> [Saved entries]:
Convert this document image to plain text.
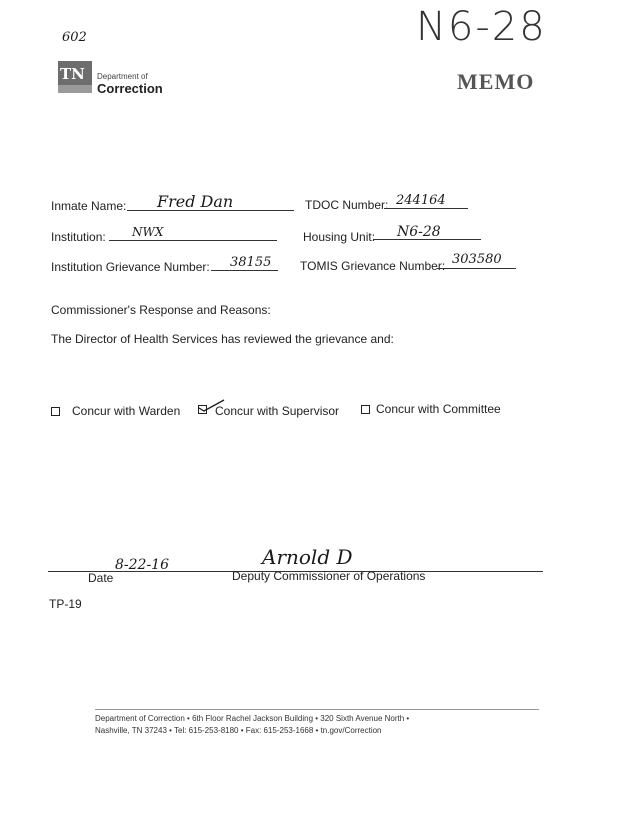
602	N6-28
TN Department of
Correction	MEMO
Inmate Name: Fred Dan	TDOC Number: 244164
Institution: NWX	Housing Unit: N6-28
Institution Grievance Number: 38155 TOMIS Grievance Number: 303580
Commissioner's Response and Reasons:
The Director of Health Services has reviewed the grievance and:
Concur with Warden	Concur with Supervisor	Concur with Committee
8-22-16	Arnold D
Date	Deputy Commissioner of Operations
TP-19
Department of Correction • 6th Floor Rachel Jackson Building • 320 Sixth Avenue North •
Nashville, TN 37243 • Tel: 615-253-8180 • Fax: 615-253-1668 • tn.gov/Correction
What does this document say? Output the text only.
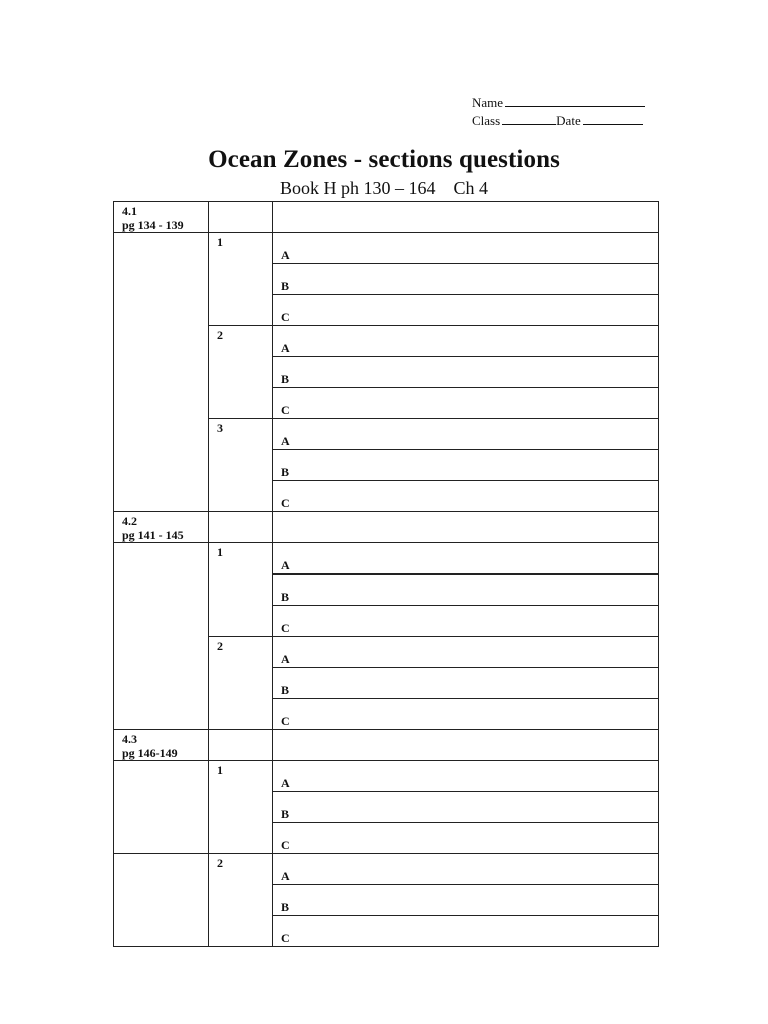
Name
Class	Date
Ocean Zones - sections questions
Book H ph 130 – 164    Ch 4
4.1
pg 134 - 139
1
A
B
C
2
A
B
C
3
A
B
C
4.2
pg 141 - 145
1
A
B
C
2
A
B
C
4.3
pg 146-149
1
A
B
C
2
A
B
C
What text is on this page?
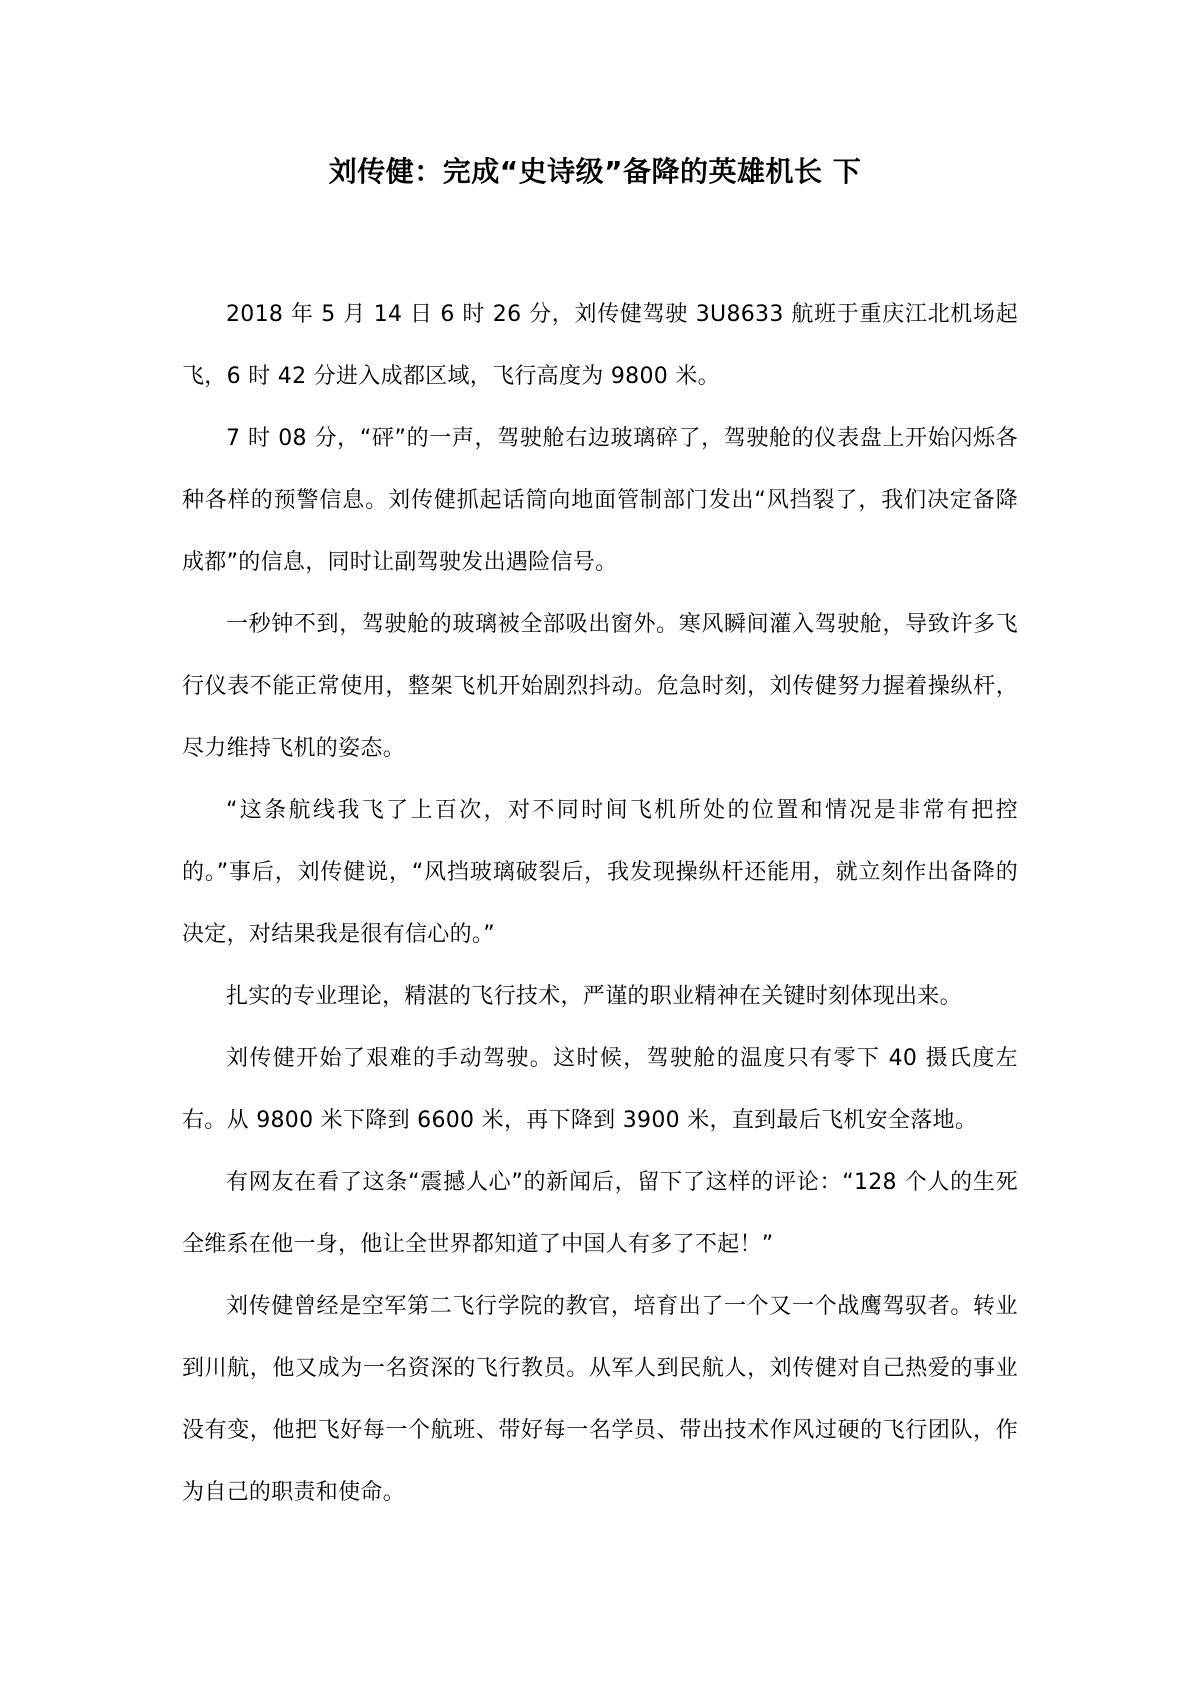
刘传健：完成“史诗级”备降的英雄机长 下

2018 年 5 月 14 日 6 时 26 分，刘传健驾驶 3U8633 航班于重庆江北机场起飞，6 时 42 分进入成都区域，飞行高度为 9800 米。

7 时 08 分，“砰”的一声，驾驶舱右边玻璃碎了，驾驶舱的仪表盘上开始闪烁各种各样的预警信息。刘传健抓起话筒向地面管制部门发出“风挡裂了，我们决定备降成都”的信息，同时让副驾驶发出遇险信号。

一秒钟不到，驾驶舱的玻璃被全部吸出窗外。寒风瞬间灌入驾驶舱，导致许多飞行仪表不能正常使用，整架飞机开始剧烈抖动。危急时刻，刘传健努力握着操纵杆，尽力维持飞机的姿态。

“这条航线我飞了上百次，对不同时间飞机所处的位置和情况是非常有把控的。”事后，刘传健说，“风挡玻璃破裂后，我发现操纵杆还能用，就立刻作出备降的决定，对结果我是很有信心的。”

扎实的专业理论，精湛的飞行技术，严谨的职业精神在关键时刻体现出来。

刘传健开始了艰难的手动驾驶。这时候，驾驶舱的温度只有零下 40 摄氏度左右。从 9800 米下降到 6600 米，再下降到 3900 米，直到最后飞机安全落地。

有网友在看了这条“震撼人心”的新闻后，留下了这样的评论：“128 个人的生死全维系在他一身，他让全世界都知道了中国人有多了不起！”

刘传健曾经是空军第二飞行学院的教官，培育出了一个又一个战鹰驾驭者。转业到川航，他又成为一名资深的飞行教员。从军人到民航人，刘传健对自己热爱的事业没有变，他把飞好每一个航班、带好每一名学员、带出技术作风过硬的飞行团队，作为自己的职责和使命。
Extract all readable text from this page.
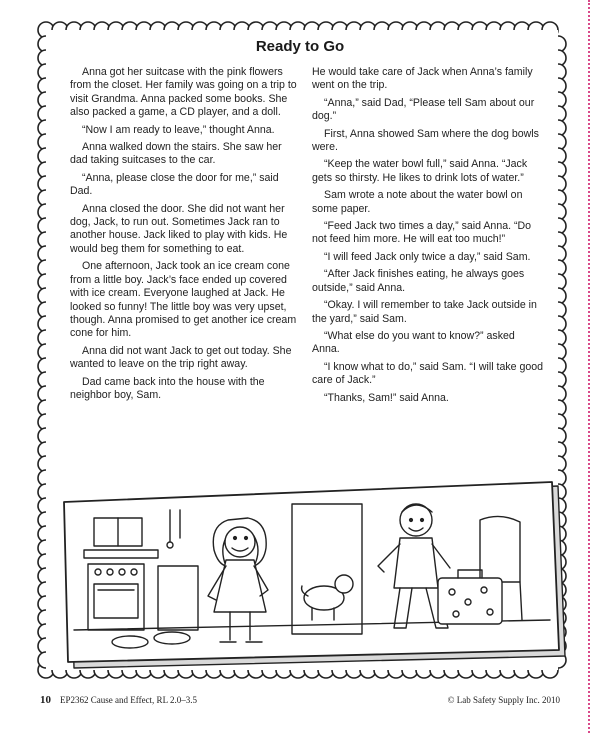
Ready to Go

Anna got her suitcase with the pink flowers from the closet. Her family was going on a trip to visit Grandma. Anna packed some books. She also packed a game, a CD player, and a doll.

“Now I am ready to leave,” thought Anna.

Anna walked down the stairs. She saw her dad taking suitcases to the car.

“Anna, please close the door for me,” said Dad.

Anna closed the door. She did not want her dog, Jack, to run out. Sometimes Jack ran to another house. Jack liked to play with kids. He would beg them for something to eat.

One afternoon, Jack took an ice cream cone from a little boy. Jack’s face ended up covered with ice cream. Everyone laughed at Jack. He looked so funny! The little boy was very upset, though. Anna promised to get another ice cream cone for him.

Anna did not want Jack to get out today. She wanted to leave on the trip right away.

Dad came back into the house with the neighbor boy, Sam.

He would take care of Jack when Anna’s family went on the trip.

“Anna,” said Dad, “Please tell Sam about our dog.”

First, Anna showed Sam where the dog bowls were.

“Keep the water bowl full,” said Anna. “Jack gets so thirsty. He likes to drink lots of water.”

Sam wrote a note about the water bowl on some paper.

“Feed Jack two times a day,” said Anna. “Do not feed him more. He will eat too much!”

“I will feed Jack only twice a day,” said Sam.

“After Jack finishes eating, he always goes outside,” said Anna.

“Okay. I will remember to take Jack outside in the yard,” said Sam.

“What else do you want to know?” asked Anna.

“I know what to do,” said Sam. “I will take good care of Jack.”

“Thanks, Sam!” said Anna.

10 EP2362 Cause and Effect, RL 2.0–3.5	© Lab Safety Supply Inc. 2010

> [Your instructions]: Return only the number of lines in the data above that include the word "page".

> [Complete response]: 2